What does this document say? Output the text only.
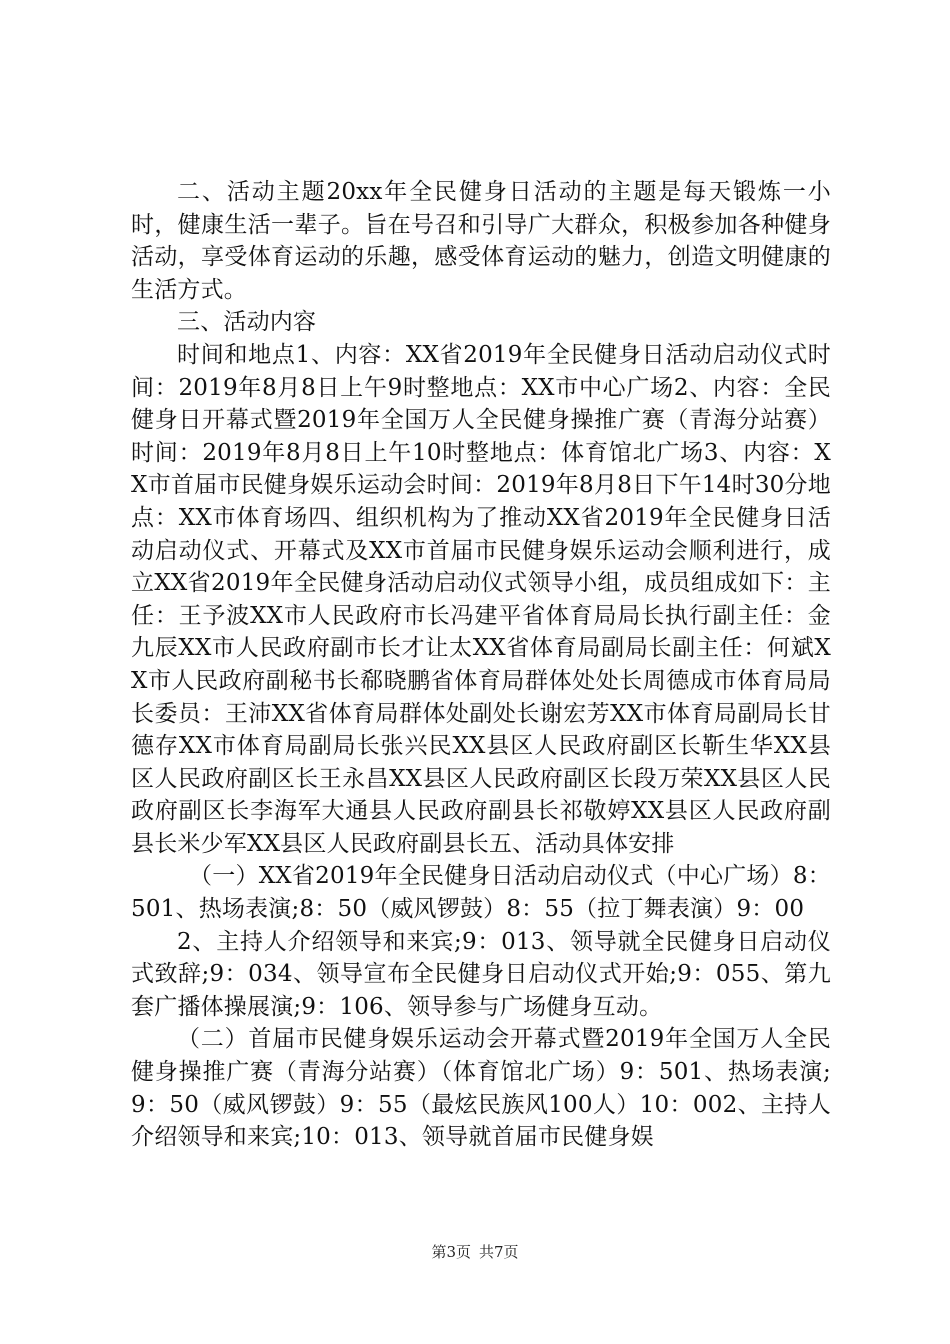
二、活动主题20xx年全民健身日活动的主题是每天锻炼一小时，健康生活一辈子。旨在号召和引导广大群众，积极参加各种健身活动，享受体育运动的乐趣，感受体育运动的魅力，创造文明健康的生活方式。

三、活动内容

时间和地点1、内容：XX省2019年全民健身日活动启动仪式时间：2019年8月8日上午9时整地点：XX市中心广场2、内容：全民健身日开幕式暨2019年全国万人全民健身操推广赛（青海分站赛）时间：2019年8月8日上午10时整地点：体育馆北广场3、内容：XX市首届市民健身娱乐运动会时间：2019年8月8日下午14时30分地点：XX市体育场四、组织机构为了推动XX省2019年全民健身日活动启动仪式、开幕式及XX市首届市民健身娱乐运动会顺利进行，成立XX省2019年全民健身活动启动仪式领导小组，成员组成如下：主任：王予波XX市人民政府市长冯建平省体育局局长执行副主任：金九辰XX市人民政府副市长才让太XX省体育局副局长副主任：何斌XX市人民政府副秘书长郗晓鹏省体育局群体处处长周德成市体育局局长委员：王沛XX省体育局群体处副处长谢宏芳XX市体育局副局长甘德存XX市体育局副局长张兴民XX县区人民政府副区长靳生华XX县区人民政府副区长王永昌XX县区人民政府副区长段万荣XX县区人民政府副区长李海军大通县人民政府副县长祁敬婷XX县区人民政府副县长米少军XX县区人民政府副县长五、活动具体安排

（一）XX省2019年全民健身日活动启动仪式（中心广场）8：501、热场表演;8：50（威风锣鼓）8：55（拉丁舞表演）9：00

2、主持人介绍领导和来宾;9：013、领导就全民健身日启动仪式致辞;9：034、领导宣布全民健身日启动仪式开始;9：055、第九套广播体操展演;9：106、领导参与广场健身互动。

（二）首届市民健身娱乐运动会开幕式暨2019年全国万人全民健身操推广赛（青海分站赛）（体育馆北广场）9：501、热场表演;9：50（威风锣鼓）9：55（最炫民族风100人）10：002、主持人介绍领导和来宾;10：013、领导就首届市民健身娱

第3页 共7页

==

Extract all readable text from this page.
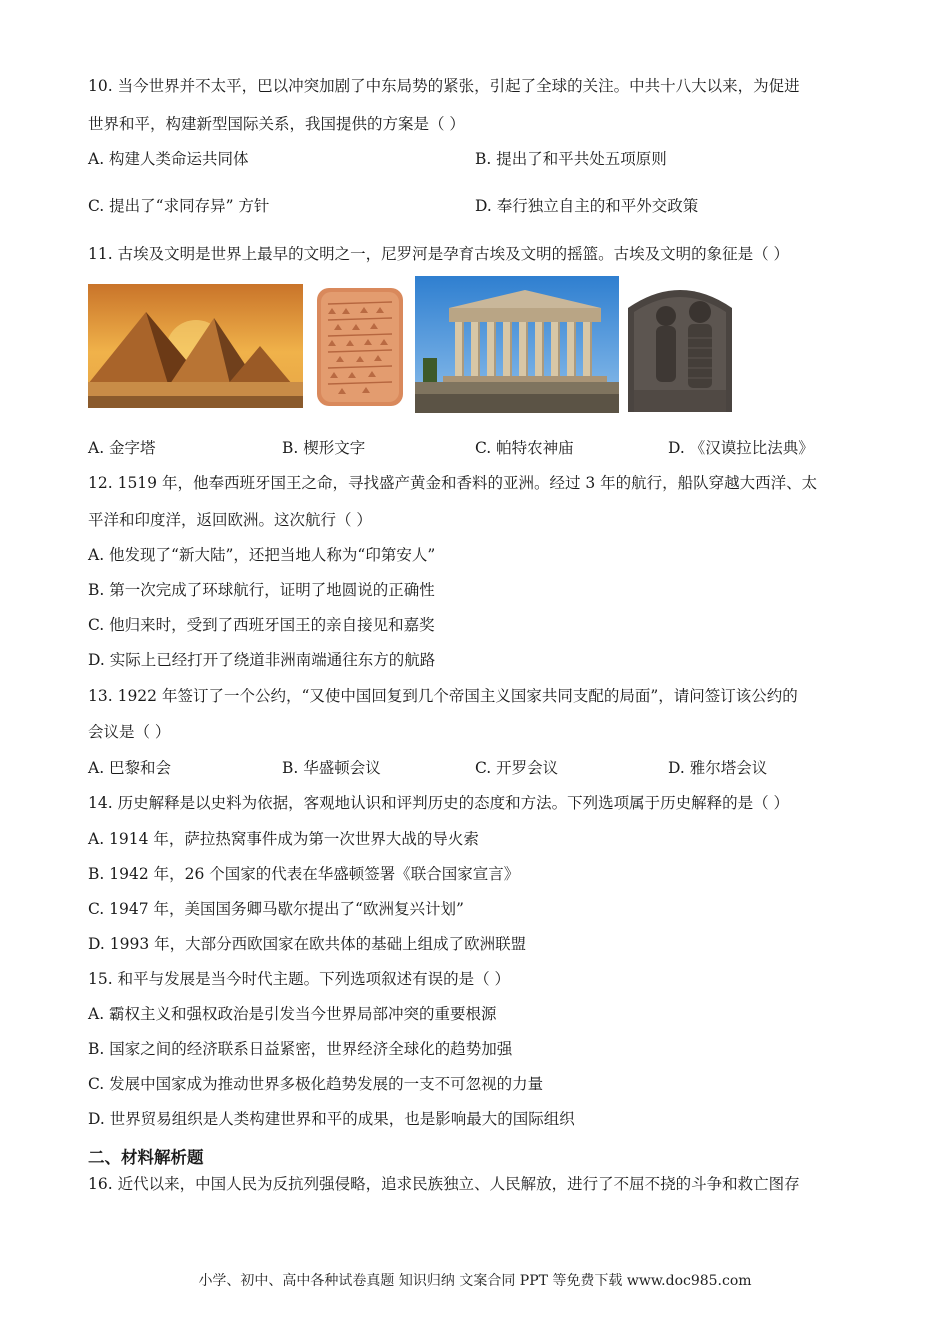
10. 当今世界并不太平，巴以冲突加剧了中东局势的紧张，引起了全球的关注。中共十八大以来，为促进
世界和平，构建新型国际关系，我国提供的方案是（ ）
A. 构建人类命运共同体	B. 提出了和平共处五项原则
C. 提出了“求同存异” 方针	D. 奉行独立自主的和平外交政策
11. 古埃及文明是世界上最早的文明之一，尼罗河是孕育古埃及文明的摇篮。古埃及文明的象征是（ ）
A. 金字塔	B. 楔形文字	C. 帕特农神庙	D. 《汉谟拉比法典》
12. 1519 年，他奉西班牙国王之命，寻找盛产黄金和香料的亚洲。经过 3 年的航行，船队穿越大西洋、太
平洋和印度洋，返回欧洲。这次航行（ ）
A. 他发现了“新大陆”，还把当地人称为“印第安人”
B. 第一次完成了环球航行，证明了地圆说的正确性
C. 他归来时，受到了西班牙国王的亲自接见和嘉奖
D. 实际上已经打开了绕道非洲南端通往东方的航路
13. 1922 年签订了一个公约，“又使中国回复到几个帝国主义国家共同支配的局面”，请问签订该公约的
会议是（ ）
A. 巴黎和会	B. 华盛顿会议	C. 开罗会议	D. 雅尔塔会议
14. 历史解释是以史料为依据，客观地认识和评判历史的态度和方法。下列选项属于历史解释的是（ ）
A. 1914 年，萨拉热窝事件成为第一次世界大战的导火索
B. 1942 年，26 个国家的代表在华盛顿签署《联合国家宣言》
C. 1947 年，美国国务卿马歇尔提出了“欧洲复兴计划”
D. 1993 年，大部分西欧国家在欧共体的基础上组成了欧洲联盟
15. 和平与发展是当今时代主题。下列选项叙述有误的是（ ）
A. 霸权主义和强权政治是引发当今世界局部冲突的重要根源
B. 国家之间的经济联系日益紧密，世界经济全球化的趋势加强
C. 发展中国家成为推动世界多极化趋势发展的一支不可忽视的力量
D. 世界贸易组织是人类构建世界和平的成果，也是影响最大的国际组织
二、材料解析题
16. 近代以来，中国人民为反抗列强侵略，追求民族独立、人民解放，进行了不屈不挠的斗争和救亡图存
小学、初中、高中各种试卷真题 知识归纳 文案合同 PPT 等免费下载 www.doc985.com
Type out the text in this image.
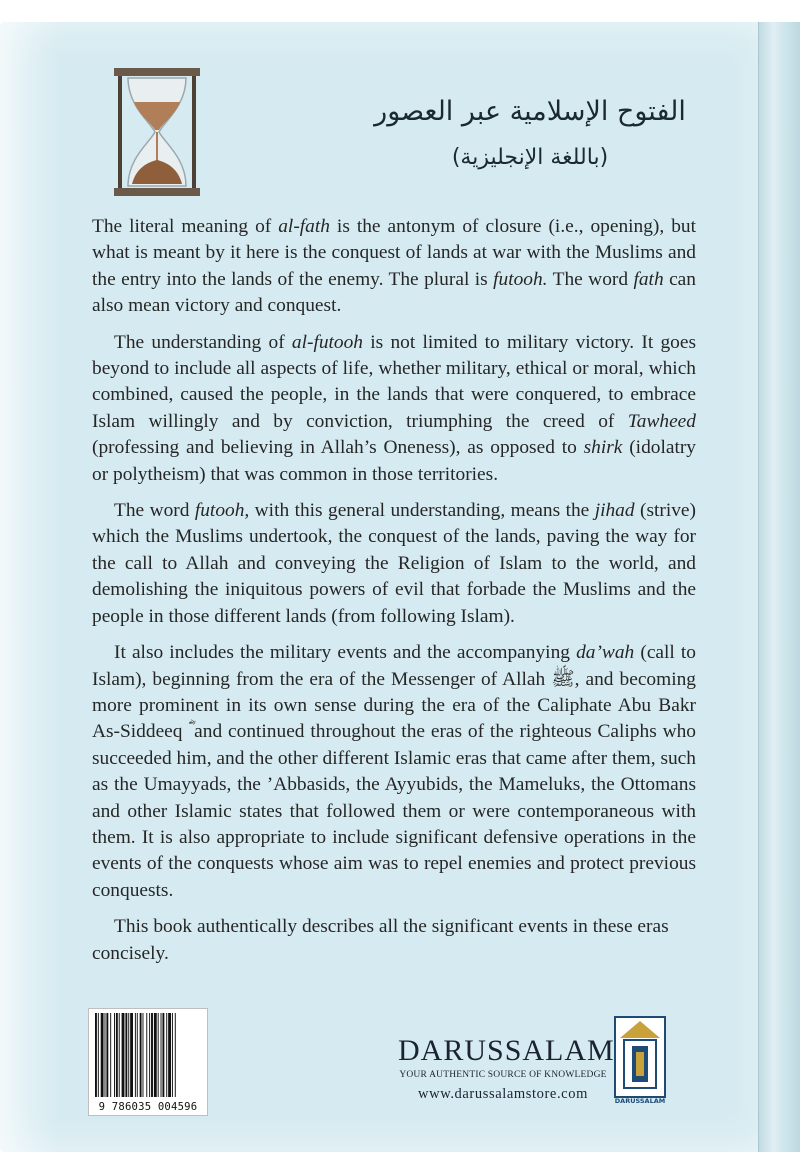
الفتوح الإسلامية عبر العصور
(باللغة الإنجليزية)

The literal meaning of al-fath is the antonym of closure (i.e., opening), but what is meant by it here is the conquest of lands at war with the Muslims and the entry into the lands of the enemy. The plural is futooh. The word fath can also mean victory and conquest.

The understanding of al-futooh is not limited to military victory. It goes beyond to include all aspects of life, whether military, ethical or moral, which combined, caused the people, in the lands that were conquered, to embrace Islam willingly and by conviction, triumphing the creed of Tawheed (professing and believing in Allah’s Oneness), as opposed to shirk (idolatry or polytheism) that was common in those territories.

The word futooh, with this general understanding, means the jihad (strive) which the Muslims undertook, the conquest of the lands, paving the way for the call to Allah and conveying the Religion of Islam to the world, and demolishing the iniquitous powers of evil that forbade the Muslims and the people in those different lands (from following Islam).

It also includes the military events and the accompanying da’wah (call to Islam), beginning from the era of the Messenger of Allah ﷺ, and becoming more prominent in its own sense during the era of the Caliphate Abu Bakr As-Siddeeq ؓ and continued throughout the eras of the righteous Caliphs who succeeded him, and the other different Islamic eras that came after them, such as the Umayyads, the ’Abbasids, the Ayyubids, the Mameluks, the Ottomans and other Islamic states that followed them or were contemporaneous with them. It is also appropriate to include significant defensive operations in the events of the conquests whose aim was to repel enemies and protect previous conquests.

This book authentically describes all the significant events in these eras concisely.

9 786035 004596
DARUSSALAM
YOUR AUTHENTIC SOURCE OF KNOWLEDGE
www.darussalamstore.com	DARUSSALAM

...

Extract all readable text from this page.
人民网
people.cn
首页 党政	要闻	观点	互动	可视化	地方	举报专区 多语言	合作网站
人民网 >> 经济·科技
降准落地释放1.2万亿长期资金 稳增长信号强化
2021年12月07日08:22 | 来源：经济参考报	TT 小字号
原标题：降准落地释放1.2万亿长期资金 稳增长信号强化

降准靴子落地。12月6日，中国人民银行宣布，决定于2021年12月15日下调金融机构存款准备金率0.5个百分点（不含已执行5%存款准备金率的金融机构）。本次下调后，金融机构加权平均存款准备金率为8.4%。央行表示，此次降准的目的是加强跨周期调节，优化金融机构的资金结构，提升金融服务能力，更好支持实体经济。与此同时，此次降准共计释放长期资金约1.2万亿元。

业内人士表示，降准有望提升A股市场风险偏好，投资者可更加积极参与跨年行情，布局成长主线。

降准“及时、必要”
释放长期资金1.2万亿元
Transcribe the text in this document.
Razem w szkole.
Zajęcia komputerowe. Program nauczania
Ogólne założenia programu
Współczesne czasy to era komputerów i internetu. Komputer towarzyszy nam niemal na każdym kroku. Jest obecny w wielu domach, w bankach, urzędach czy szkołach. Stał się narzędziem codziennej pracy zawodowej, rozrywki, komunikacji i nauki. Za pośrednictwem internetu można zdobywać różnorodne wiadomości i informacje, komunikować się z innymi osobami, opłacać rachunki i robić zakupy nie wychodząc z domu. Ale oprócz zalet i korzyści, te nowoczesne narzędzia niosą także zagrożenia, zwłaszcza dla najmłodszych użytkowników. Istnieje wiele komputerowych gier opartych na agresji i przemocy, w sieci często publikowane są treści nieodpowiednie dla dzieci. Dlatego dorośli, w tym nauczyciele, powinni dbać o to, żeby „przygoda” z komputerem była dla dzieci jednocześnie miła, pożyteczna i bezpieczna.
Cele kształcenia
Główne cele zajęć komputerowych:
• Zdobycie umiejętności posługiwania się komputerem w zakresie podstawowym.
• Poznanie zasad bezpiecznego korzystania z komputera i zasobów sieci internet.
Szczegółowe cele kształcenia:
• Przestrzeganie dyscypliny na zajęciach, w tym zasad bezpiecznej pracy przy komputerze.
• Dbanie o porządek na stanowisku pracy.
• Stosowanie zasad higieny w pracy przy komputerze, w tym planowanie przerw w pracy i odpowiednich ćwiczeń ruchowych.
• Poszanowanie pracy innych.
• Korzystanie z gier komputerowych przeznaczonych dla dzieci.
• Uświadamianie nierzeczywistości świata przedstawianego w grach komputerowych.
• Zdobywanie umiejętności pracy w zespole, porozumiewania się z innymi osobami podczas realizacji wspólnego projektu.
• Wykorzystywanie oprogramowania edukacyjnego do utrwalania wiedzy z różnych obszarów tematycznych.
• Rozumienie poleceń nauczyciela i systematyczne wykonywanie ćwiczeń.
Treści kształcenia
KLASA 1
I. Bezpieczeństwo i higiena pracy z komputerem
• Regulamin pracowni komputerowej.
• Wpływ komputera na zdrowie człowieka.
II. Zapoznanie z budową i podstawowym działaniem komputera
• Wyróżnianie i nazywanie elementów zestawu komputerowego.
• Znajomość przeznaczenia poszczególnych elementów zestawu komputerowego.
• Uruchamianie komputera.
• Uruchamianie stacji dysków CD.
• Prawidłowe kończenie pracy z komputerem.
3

**WORK TO COMPLETE:** Each line with the string "text" in it needs to be found and copied.

**TASK RESPONSE:**
What does this document say? Output the text only.
Extract all readable text from this page.
Type out the text in this image.
Extract all readable text from this page.
Transcribe the text in this document.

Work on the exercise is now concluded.